(Stored items)
--- START ---

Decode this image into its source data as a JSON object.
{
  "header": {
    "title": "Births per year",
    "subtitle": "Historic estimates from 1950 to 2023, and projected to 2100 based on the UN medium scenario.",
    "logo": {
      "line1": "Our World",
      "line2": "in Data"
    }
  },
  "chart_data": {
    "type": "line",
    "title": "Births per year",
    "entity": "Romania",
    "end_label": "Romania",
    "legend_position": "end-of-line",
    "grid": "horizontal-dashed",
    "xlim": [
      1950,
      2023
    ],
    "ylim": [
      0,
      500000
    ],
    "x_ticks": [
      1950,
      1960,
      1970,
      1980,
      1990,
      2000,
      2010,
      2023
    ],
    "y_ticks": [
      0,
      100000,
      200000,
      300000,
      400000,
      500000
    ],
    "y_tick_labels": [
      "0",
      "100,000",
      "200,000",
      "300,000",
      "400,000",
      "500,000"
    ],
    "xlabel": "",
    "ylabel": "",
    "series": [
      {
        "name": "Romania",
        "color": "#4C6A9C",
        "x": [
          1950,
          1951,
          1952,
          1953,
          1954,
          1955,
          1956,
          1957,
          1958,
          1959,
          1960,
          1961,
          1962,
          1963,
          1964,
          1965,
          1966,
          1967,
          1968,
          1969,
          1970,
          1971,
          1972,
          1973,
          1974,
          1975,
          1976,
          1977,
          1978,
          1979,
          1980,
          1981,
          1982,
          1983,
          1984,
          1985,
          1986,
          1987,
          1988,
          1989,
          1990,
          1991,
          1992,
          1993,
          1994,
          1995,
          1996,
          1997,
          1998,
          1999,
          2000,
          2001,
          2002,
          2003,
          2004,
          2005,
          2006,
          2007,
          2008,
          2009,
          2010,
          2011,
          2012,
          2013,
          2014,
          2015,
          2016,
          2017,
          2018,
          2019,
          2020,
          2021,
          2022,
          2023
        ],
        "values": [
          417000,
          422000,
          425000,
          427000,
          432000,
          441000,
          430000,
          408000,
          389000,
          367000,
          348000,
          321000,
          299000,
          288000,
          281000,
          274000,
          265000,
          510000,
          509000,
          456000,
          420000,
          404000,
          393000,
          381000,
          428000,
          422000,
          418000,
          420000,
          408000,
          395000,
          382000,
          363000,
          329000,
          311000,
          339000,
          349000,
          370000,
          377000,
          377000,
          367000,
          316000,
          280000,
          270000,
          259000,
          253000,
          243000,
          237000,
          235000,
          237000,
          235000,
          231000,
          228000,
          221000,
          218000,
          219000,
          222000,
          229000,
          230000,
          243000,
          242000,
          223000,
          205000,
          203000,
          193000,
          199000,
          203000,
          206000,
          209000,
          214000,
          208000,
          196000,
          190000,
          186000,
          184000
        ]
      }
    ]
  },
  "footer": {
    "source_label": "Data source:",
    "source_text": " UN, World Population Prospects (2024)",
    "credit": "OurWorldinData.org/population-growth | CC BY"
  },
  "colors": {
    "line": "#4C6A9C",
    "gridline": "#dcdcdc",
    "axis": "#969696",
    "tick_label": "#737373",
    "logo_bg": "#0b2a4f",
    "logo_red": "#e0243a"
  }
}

--- END ---

_DIRECTIVE:_ Retype the whole listing above exactly.

_SOLUTION FOR THIS EXERCISE:_
Decode this image into its source data as a JSON object.
{
  "header": {
    "title": "Births per year",
    "subtitle": "Historic estimates from 1950 to 2023, and projected to 2100 based on the UN medium scenario.",
    "logo": {
      "line1": "Our World",
      "line2": "in Data"
    }
  },
  "chart_data": {
    "type": "line",
    "title": "Births per year",
    "entity": "Romania",
    "end_label": "Romania",
    "legend_position": "end-of-line",
    "grid": "horizontal-dashed",
    "xlim": [
      1950,
      2023
    ],
    "ylim": [
      0,
      500000
    ],
    "x_ticks": [
      1950,
      1960,
      1970,
      1980,
      1990,
      2000,
      2010,
      2023
    ],
    "y_ticks": [
      0,
      100000,
      200000,
      300000,
      400000,
      500000
    ],
    "y_tick_labels": [
      "0",
      "100,000",
      "200,000",
      "300,000",
      "400,000",
      "500,000"
    ],
    "xlabel": "",
    "ylabel": "",
    "series": [
      {
        "name": "Romania",
        "color": "#4C6A9C",
        "x": [
          1950,
          1951,
          1952,
          1953,
          1954,
          1955,
          1956,
          1957,
          1958,
          1959,
          1960,
          1961,
          1962,
          1963,
          1964,
          1965,
          1966,
          1967,
          1968,
          1969,
          1970,
          1971,
          1972,
          1973,
          1974,
          1975,
          1976,
          1977,
          1978,
          1979,
          1980,
          1981,
          1982,
          1983,
          1984,
          1985,
          1986,
          1987,
          1988,
          1989,
          1990,
          1991,
          1992,
          1993,
          1994,
          1995,
          1996,
          1997,
          1998,
          1999,
          2000,
          2001,
          2002,
          2003,
          2004,
          2005,
          2006,
          2007,
          2008,
          2009,
          2010,
          2011,
          2012,
          2013,
          2014,
          2015,
          2016,
          2017,
          2018,
          2019,
          2020,
          2021,
          2022,
          2023
        ],
        "values": [
          417000,
          422000,
          425000,
          427000,
          432000,
          441000,
          430000,
          408000,
          389000,
          367000,
          348000,
          321000,
          299000,
          288000,
          281000,
          274000,
          265000,
          510000,
          509000,
          456000,
          420000,
          404000,
          393000,
          381000,
          428000,
          422000,
          418000,
          420000,
          408000,
          395000,
          382000,
          363000,
          329000,
          311000,
          339000,
          349000,
          370000,
          377000,
          377000,
          367000,
          316000,
          280000,
          270000,
          259000,
          253000,
          243000,
          237000,
          235000,
          237000,
          235000,
          231000,
          228000,
          221000,
          218000,
          219000,
          222000,
          229000,
          230000,
          243000,
          242000,
          223000,
          205000,
          203000,
          193000,
          199000,
          203000,
          206000,
          209000,
          214000,
          208000,
          196000,
          190000,
          186000,
          184000
        ]
      }
    ]
  },
  "footer": {
    "source_label": "Data source:",
    "source_text": " UN, World Population Prospects (2024)",
    "credit": "OurWorldinData.org/population-growth | CC BY"
  },
  "colors": {
    "line": "#4C6A9C",
    "gridline": "#dcdcdc",
    "axis": "#969696",
    "tick_label": "#737373",
    "logo_bg": "#0b2a4f",
    "logo_red": "#e0243a"
  }
}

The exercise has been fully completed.